--- START OF Stored rows ---
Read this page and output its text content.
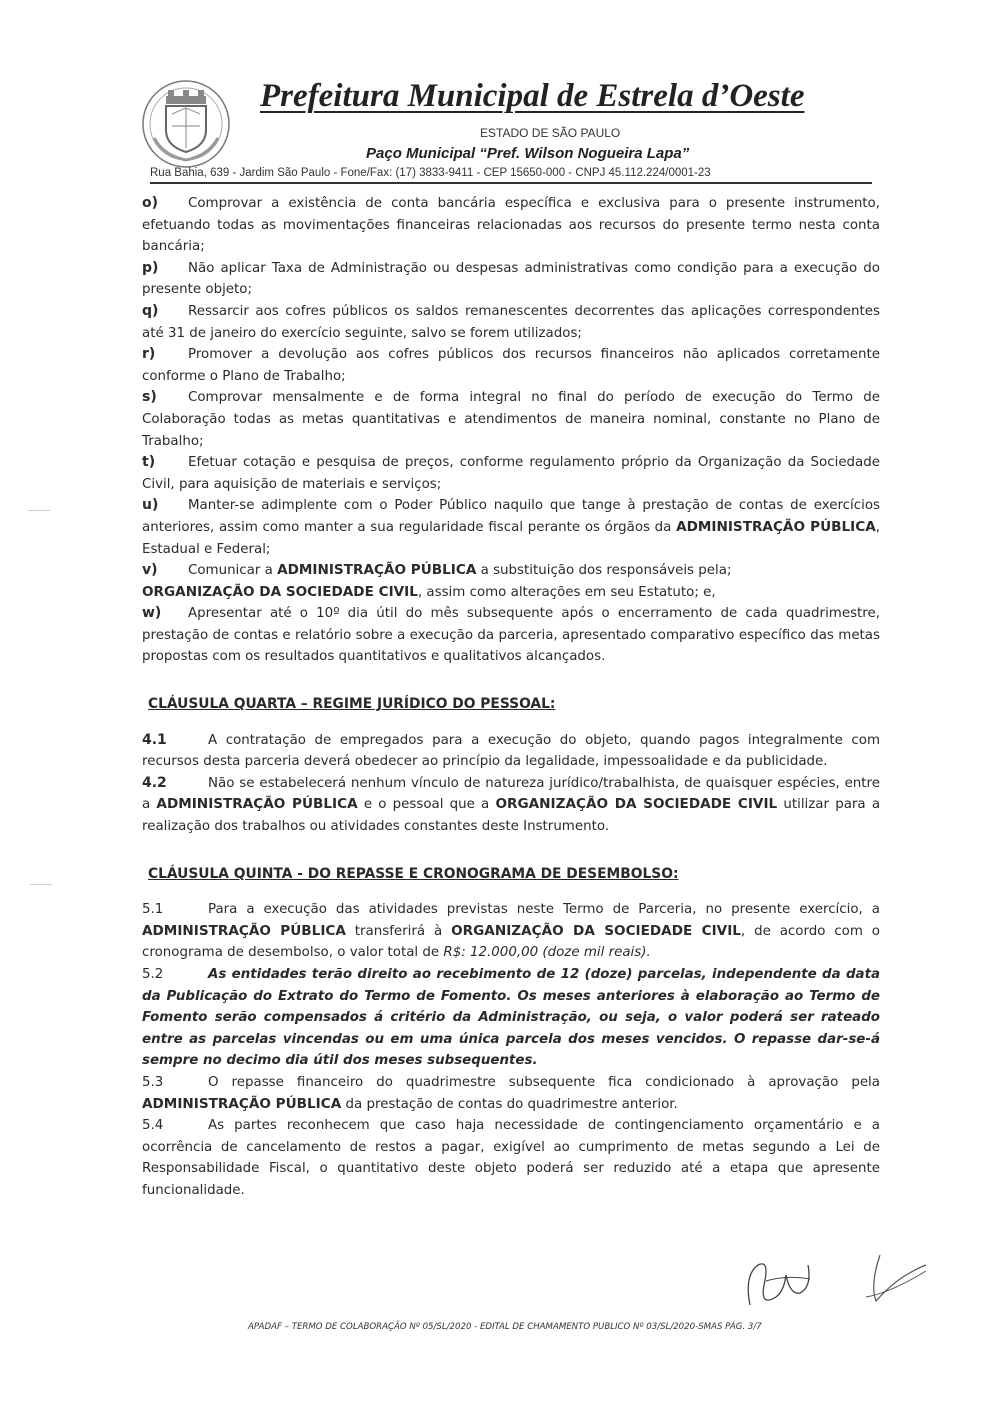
Prefeitura Municipal de Estrela d’Oeste
ESTADO DE SÃO PAULO
Paço Municipal “Pref. Wilson Nogueira Lapa”
Rua Bahia, 639 - Jardim São Paulo - Fone/Fax: (17) 3833-9411 - CEP 15650-000 - CNPJ 45.112.224/0001-23

o) Comprovar a existência de conta bancária específica e exclusiva para o presente instrumento, efetuando todas as movimentações financeiras relacionadas aos recursos do presente termo nesta conta bancária;

p) Não aplicar Taxa de Administração ou despesas administrativas como condição para a execução do presente objeto;

q) Ressarcir aos cofres públicos os saldos remanescentes decorrentes das aplicações correspondentes até 31 de janeiro do exercício seguinte, salvo se forem utilizados;

r) Promover a devolução aos cofres públicos dos recursos financeiros não aplicados corretamente conforme o Plano de Trabalho;

s) Comprovar mensalmente e de forma integral no final do período de execução do Termo de Colaboração todas as metas quantitativas e atendimentos de maneira nominal, constante no Plano de Trabalho;

t) Efetuar cotação e pesquisa de preços, conforme regulamento próprio da Organização da Sociedade Civil, para aquisição de materiais e serviços;

u) Manter-se adimplente com o Poder Público naquilo que tange à prestação de contas de exercícios anteriores, assim como manter a sua regularidade fiscal perante os órgãos da ADMINISTRAÇÃO PÚBLICA, Estadual e Federal;

v) Comunicar a ADMINISTRAÇÃO PÚBLICA a substituição dos responsáveis pela;

ORGANIZAÇÃO DA SOCIEDADE CIVIL, assim como alterações em seu Estatuto; e,

w) Apresentar até o 10º dia útil do mês subsequente após o encerramento de cada quadrimestre, prestação de contas e relatório sobre a execução da parceria, apresentado comparativo específico das metas propostas com os resultados quantitativos e qualitativos alcançados.

CLÁUSULA QUARTA – REGIME JURÍDICO DO PESSOAL:

4.1	A contratação de empregados para a execução do objeto, quando pagos integralmente com recursos desta parceria deverá obedecer ao princípio da legalidade, impessoalidade e da publicidade.

4.2	Não se estabelecerá nenhum vínculo de natureza jurídico/trabalhista, de quaisquer espécies, entre a ADMINISTRAÇÃO PÚBLICA e o pessoal que a ORGANIZAÇÃO DA SOCIEDADE CIVIL utilizar para a realização dos trabalhos ou atividades constantes deste Instrumento.

CLÁUSULA QUINTA - DO REPASSE E CRONOGRAMA DE DESEMBOLSO:

5.1	Para a execução das atividades previstas neste Termo de Parceria, no presente exercício, a ADMINISTRAÇÃO PÚBLICA transferirá à ORGANIZAÇÃO DA SOCIEDADE CIVIL, de acordo com o cronograma de desembolso, o valor total de R$: 12.000,00 (doze mil reais).

5.2	As entidades terão direito ao recebimento de 12 (doze) parcelas, independente da data da Publicação do Extrato do Termo de Fomento. Os meses anteriores à elaboração ao Termo de Fomento serão compensados á critério da Administração, ou seja, o valor poderá ser rateado entre as parcelas vincendas ou em uma única parcela dos meses vencidos. O repasse dar-se-á sempre no decimo dia útil dos meses subsequentes.

5.3	O repasse financeiro do quadrimestre subsequente fica condicionado à aprovação pela ADMINISTRAÇÃO PÚBLICA da prestação de contas do quadrimestre anterior.

5.4	As partes reconhecem que caso haja necessidade de contingenciamento orçamentário e a ocorrência de cancelamento de restos a pagar, exigível ao cumprimento de metas segundo a Lei de Responsabilidade Fiscal, o quantitativo deste objeto poderá ser reduzido até a etapa que apresente funcionalidade.

APADAF – TERMO DE COLABORAÇÃO Nº 05/SL/2020 - EDITAL DE CHAMAMENTO PUBLICO Nº 03/SL/2020-SMAS PÁG. 3/7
--- END OF Stored rows ---
Your task is to reproduce all of the material exactly. The pictures stay out.

Read this page and output its text content.
Prefeitura Municipal de Estrela d’Oeste
ESTADO DE SÃO PAULO
Paço Municipal “Pref. Wilson Nogueira Lapa”
Rua Bahia, 639 - Jardim São Paulo - Fone/Fax: (17) 3833-9411 - CEP 15650-000 - CNPJ 45.112.224/0001-23

o) Comprovar a existência de conta bancária específica e exclusiva para o presente instrumento, efetuando todas as movimentações financeiras relacionadas aos recursos do presente termo nesta conta bancária;

p) Não aplicar Taxa de Administração ou despesas administrativas como condição para a execução do presente objeto;

q) Ressarcir aos cofres públicos os saldos remanescentes decorrentes das aplicações correspondentes até 31 de janeiro do exercício seguinte, salvo se forem utilizados;

r) Promover a devolução aos cofres públicos dos recursos financeiros não aplicados corretamente conforme o Plano de Trabalho;

s) Comprovar mensalmente e de forma integral no final do período de execução do Termo de Colaboração todas as metas quantitativas e atendimentos de maneira nominal, constante no Plano de Trabalho;

t) Efetuar cotação e pesquisa de preços, conforme regulamento próprio da Organização da Sociedade Civil, para aquisição de materiais e serviços;

u) Manter-se adimplente com o Poder Público naquilo que tange à prestação de contas de exercícios anteriores, assim como manter a sua regularidade fiscal perante os órgãos da ADMINISTRAÇÃO PÚBLICA, Estadual e Federal;

v) Comunicar a ADMINISTRAÇÃO PÚBLICA a substituição dos responsáveis pela;

ORGANIZAÇÃO DA SOCIEDADE CIVIL, assim como alterações em seu Estatuto; e,

w) Apresentar até o 10º dia útil do mês subsequente após o encerramento de cada quadrimestre, prestação de contas e relatório sobre a execução da parceria, apresentado comparativo específico das metas propostas com os resultados quantitativos e qualitativos alcançados.

CLÁUSULA QUARTA – REGIME JURÍDICO DO PESSOAL:

4.1	A contratação de empregados para a execução do objeto, quando pagos integralmente com recursos desta parceria deverá obedecer ao princípio da legalidade, impessoalidade e da publicidade.

4.2	Não se estabelecerá nenhum vínculo de natureza jurídico/trabalhista, de quaisquer espécies, entre a ADMINISTRAÇÃO PÚBLICA e o pessoal que a ORGANIZAÇÃO DA SOCIEDADE CIVIL utilizar para a realização dos trabalhos ou atividades constantes deste Instrumento.

CLÁUSULA QUINTA - DO REPASSE E CRONOGRAMA DE DESEMBOLSO:

5.1	Para a execução das atividades previstas neste Termo de Parceria, no presente exercício, a ADMINISTRAÇÃO PÚBLICA transferirá à ORGANIZAÇÃO DA SOCIEDADE CIVIL, de acordo com o cronograma de desembolso, o valor total de R$: 12.000,00 (doze mil reais).

5.2	As entidades terão direito ao recebimento de 12 (doze) parcelas, independente da data da Publicação do Extrato do Termo de Fomento. Os meses anteriores à elaboração ao Termo de Fomento serão compensados á critério da Administração, ou seja, o valor poderá ser rateado entre as parcelas vincendas ou em uma única parcela dos meses vencidos. O repasse dar-se-á sempre no decimo dia útil dos meses subsequentes.

5.3	O repasse financeiro do quadrimestre subsequente fica condicionado à aprovação pela ADMINISTRAÇÃO PÚBLICA da prestação de contas do quadrimestre anterior.

5.4	As partes reconhecem que caso haja necessidade de contingenciamento orçamentário e a ocorrência de cancelamento de restos a pagar, exigível ao cumprimento de metas segundo a Lei de Responsabilidade Fiscal, o quantitativo deste objeto poderá ser reduzido até a etapa que apresente funcionalidade.

APADAF – TERMO DE COLABORAÇÃO Nº 05/SL/2020 - EDITAL DE CHAMAMENTO PUBLICO Nº 03/SL/2020-SMAS PÁG. 3/7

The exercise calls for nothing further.